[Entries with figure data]
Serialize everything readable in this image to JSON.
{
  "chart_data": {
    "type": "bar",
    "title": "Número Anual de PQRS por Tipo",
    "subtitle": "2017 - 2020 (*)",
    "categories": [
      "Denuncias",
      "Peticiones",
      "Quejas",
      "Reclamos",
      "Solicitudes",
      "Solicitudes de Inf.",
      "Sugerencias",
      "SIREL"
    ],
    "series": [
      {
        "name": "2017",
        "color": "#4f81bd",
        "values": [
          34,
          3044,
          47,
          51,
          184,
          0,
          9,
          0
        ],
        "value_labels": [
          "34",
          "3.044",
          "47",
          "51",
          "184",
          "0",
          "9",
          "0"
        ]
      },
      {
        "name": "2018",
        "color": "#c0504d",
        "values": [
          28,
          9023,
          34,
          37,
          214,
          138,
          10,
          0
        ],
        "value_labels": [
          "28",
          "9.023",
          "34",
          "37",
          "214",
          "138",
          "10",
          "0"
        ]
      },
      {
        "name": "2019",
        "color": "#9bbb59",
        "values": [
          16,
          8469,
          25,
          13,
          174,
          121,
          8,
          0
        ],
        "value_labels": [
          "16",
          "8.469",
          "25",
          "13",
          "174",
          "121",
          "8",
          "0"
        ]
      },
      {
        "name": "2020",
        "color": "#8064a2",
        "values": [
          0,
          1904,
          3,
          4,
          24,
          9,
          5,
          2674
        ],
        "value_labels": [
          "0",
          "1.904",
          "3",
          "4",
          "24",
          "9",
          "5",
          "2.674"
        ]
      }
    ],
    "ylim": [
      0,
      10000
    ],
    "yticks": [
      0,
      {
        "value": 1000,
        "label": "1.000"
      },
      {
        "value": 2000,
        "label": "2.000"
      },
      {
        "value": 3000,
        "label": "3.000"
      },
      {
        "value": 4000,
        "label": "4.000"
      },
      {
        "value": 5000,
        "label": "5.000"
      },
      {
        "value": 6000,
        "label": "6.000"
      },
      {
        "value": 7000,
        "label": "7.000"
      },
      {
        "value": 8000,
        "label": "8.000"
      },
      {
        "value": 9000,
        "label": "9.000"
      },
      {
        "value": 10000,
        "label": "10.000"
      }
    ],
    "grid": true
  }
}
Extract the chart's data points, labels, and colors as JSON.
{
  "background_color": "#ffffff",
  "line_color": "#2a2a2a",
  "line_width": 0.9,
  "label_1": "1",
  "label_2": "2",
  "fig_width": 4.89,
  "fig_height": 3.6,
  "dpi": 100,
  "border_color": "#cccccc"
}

*What is needed*:
The entries above must be returned in full, exactly as shown.

*The completed task*:
Serialize everything readable in this image to JSON.
{
  "chart_data": {
    "type": "bar",
    "title": "Número Anual de PQRS por Tipo",
    "subtitle": "2017 - 2020 (*)",
    "categories": [
      "Denuncias",
      "Peticiones",
      "Quejas",
      "Reclamos",
      "Solicitudes",
      "Solicitudes de Inf.",
      "Sugerencias",
      "SIREL"
    ],
    "series": [
      {
        "name": "2017",
        "color": "#4f81bd",
        "values": [
          34,
          3044,
          47,
          51,
          184,
          0,
          9,
          0
        ],
        "value_labels": [
          "34",
          "3.044",
          "47",
          "51",
          "184",
          "0",
          "9",
          "0"
        ]
      },
      {
        "name": "2018",
        "color": "#c0504d",
        "values": [
          28,
          9023,
          34,
          37,
          214,
          138,
          10,
          0
        ],
        "value_labels": [
          "28",
          "9.023",
          "34",
          "37",
          "214",
          "138",
          "10",
          "0"
        ]
      },
      {
        "name": "2019",
        "color": "#9bbb59",
        "values": [
          16,
          8469,
          25,
          13,
          174,
          121,
          8,
          0
        ],
        "value_labels": [
          "16",
          "8.469",
          "25",
          "13",
          "174",
          "121",
          "8",
          "0"
        ]
      },
      {
        "name": "2020",
        "color": "#8064a2",
        "values": [
          0,
          1904,
          3,
          4,
          24,
          9,
          5,
          2674
        ],
        "value_labels": [
          "0",
          "1.904",
          "3",
          "4",
          "24",
          "9",
          "5",
          "2.674"
        ]
      }
    ],
    "ylim": [
      0,
      10000
    ],
    "yticks": [
      0,
      {
        "value": 1000,
        "label": "1.000"
      },
      {
        "value": 2000,
        "label": "2.000"
      },
      {
        "value": 3000,
        "label": "3.000"
      },
      {
        "value": 4000,
        "label": "4.000"
      },
      {
        "value": 5000,
        "label": "5.000"
      },
      {
        "value": 6000,
        "label": "6.000"
      },
      {
        "value": 7000,
        "label": "7.000"
      },
      {
        "value": 8000,
        "label": "8.000"
      },
      {
        "value": 9000,
        "label": "9.000"
      },
      {
        "value": 10000,
        "label": "10.000"
      }
    ],
    "grid": true
  }
}
Extract the chart's data points, labels, and colors as JSON.
{
  "background_color": "#ffffff",
  "line_color": "#2a2a2a",
  "line_width": 0.9,
  "label_1": "1",
  "label_2": "2",
  "fig_width": 4.89,
  "fig_height": 3.6,
  "dpi": 100,
  "border_color": "#cccccc"
}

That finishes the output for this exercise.